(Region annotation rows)
"""

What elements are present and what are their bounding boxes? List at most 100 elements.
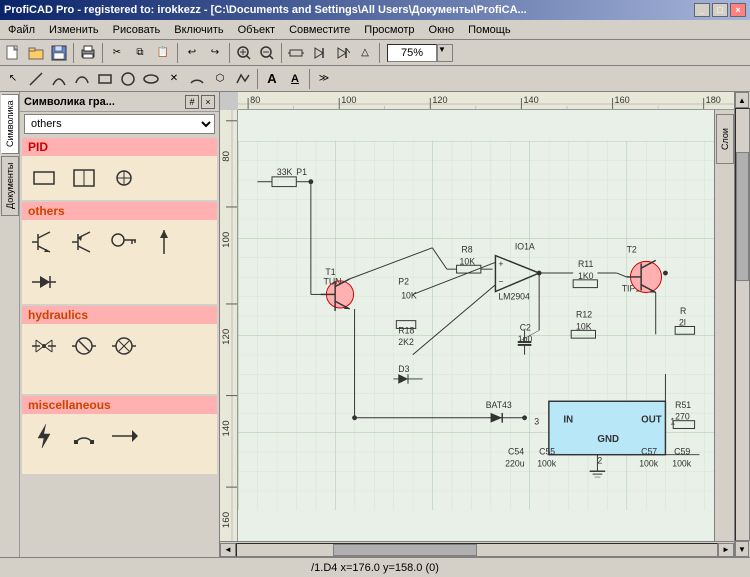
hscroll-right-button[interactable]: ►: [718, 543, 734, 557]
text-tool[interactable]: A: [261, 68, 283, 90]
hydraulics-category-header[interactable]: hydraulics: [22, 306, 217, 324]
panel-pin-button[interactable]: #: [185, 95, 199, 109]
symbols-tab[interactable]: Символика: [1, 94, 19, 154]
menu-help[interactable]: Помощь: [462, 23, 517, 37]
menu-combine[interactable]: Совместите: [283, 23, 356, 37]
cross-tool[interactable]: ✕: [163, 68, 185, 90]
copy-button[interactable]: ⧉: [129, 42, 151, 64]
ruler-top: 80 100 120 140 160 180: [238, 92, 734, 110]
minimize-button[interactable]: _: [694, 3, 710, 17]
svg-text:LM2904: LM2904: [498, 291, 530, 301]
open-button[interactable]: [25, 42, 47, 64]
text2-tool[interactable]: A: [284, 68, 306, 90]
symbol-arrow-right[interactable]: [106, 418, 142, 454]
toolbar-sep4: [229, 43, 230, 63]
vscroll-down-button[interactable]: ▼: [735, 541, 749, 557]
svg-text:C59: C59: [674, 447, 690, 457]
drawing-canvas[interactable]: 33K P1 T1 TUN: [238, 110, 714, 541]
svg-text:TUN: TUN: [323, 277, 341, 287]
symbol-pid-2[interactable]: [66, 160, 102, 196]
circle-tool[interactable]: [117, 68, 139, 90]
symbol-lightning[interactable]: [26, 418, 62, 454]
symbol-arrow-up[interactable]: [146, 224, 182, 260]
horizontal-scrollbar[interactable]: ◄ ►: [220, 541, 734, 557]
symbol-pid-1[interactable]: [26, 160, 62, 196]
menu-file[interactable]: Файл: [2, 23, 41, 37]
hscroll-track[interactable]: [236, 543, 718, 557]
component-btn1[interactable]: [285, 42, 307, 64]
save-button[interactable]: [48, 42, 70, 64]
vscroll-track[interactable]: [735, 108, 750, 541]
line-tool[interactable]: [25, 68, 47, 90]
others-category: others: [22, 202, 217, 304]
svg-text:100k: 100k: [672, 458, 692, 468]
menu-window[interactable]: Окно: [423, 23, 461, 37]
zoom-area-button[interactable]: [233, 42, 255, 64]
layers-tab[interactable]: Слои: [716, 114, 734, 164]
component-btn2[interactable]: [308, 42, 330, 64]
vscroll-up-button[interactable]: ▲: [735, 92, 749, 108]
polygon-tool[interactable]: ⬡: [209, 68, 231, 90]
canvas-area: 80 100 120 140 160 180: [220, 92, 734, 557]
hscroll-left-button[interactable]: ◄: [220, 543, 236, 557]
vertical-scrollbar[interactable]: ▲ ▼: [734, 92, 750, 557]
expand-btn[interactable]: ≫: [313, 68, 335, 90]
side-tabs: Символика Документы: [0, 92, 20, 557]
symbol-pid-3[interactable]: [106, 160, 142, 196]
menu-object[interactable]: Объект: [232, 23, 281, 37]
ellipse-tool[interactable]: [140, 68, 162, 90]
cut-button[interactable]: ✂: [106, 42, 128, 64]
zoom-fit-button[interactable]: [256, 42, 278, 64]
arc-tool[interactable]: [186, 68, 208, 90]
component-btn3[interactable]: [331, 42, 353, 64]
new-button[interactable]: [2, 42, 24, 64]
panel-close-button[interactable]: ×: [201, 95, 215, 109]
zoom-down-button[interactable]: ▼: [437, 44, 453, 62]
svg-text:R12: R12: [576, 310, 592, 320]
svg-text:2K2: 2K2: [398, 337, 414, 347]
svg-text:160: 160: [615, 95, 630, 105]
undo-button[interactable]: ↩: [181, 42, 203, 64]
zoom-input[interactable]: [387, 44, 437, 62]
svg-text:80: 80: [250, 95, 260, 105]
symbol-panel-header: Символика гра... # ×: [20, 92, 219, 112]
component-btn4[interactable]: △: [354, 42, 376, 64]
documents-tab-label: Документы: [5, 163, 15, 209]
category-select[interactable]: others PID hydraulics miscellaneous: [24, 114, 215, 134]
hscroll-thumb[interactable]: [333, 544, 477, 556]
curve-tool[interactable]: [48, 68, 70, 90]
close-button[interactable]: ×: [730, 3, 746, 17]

"""

• [TASK INSTRUCTIONS]
Copy out every row above line for line, without changing a character, but drop the picture placeholders.

• [PROBLEM SOLUTION]
What elements are present and what are their bounding boxes? List at most 100 elements.
hscroll-right-button[interactable]: ►: [718, 543, 734, 557]
text-tool[interactable]: A: [261, 68, 283, 90]
hydraulics-category-header[interactable]: hydraulics: [22, 306, 217, 324]
panel-pin-button[interactable]: #: [185, 95, 199, 109]
symbols-tab[interactable]: Символика: [1, 94, 19, 154]
menu-help[interactable]: Помощь: [462, 23, 517, 37]
menu-combine[interactable]: Совместите: [283, 23, 356, 37]
cross-tool[interactable]: ✕: [163, 68, 185, 90]
copy-button[interactable]: ⧉: [129, 42, 151, 64]
ruler-top: 80 100 120 140 160 180: [238, 92, 734, 110]
minimize-button[interactable]: _: [694, 3, 710, 17]
svg-text:LM2904: LM2904: [498, 291, 530, 301]
open-button[interactable]: [25, 42, 47, 64]
text2-tool[interactable]: A: [284, 68, 306, 90]
symbol-arrow-right[interactable]: [106, 418, 142, 454]
toolbar-sep4: [229, 43, 230, 63]
vscroll-down-button[interactable]: ▼: [735, 541, 749, 557]
svg-text:C59: C59: [674, 447, 690, 457]
drawing-canvas[interactable]: 33K P1 T1 TUN: [238, 110, 714, 541]
svg-text:TUN: TUN: [323, 277, 341, 287]
symbol-pid-2[interactable]: [66, 160, 102, 196]
circle-tool[interactable]: [117, 68, 139, 90]
symbol-lightning[interactable]: [26, 418, 62, 454]
symbol-arrow-up[interactable]: [146, 224, 182, 260]
horizontal-scrollbar[interactable]: ◄ ►: [220, 541, 734, 557]
symbol-pid-1[interactable]: [26, 160, 62, 196]
menu-file[interactable]: Файл: [2, 23, 41, 37]
hscroll-track[interactable]: [236, 543, 718, 557]
component-btn1[interactable]: [285, 42, 307, 64]
save-button[interactable]: [48, 42, 70, 64]
vscroll-track[interactable]: [735, 108, 750, 541]
line-tool[interactable]: [25, 68, 47, 90]
others-category: others: [22, 202, 217, 304]
svg-text:100k: 100k: [672, 458, 692, 468]
menu-window[interactable]: Окно: [423, 23, 461, 37]
zoom-area-button[interactable]: [233, 42, 255, 64]
layers-tab[interactable]: Слои: [716, 114, 734, 164]
component-btn2[interactable]: [308, 42, 330, 64]
vscroll-up-button[interactable]: ▲: [735, 92, 749, 108]
polygon-tool[interactable]: ⬡: [209, 68, 231, 90]
canvas-area: 80 100 120 140 160 180: [220, 92, 734, 557]
hscroll-left-button[interactable]: ◄: [220, 543, 236, 557]
vertical-scrollbar[interactable]: ▲ ▼: [734, 92, 750, 557]
expand-btn[interactable]: ≫: [313, 68, 335, 90]
side-tabs: Символика Документы: [0, 92, 20, 557]
symbol-pid-3[interactable]: [106, 160, 142, 196]
menu-object[interactable]: Объект: [232, 23, 281, 37]
ellipse-tool[interactable]: [140, 68, 162, 90]
cut-button[interactable]: ✂: [106, 42, 128, 64]
zoom-fit-button[interactable]: [256, 42, 278, 64]
arc-tool[interactable]: [186, 68, 208, 90]
component-btn3[interactable]: [331, 42, 353, 64]
new-button[interactable]: [2, 42, 24, 64]
panel-close-button[interactable]: ×: [201, 95, 215, 109]
zoom-down-button[interactable]: ▼: [437, 44, 453, 62]
svg-text:R12: R12: [576, 310, 592, 320]
svg-text:2K2: 2K2: [398, 337, 414, 347]
svg-text:160: 160: [615, 95, 630, 105]
undo-button[interactable]: ↩: [181, 42, 203, 64]
zoom-input[interactable]: [387, 44, 437, 62]
svg-text:80: 80: [250, 95, 260, 105]
symbol-panel-header: Символика гра... # ×: [20, 92, 219, 112]
component-btn4[interactable]: △: [354, 42, 376, 64]
documents-tab-label: Документы: [5, 163, 15, 209]
category-select[interactable]: others PID hydraulics miscellaneous: [24, 114, 215, 134]
hscroll-thumb[interactable]: [333, 544, 477, 556]
curve-tool[interactable]: [48, 68, 70, 90]
close-button[interactable]: ×: [730, 3, 746, 17]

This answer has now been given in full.